BRIEF » Find the lines with "icon" in them and copy them out.
:: ENTRIES SHOWN ::
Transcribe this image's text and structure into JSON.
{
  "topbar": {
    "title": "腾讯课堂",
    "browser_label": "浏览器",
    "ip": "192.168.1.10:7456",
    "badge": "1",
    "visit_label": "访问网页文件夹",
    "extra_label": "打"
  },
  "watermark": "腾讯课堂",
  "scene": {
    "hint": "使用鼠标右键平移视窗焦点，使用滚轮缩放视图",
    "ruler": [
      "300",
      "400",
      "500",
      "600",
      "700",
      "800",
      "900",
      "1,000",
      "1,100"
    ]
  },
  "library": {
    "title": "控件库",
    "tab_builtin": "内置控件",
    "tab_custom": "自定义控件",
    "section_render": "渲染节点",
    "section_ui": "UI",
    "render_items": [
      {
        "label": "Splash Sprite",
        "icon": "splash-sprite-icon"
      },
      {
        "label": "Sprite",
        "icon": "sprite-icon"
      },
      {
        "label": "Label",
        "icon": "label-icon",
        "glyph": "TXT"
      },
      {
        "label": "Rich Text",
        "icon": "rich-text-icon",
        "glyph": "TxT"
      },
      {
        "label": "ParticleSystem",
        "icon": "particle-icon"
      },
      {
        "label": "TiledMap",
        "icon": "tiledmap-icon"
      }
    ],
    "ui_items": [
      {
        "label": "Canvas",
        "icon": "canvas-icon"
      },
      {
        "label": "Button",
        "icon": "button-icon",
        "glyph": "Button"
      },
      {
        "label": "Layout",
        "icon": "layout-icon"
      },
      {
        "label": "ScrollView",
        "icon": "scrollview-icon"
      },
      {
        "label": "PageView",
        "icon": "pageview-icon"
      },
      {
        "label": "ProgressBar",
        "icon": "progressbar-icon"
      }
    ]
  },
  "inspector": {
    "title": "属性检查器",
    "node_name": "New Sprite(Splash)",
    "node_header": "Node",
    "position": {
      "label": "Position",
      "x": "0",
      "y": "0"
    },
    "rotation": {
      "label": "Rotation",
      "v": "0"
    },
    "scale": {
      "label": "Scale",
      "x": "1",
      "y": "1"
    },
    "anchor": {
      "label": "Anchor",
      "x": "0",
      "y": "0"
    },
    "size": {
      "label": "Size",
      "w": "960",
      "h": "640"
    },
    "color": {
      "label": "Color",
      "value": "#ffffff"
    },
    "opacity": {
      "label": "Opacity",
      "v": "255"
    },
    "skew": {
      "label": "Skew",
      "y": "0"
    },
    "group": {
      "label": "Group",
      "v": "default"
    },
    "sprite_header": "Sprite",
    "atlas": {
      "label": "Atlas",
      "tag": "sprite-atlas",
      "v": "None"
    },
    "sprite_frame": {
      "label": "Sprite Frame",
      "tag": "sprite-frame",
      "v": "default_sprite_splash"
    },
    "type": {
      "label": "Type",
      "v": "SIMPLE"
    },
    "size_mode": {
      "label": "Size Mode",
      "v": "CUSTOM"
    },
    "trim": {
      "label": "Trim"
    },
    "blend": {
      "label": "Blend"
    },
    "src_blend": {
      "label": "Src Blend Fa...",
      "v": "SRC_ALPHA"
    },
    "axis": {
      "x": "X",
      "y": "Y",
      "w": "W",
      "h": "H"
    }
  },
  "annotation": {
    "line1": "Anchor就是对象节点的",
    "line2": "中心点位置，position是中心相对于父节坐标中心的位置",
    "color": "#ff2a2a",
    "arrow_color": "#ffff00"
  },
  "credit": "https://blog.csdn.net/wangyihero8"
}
:::
TASK ANSWER »
        "icon": "splash-sprite-icon"
        "icon": "sprite-icon"
        "icon": "label-icon",
        "icon": "rich-text-icon",
        "icon": "particle-icon"
        "icon": "tiledmap-icon"
        "icon": "canvas-icon"
        "icon": "button-icon",
        "icon": "layout-icon"
        "icon": "scrollview-icon"
        "icon": "pageview-icon"
        "icon": "progressbar-icon"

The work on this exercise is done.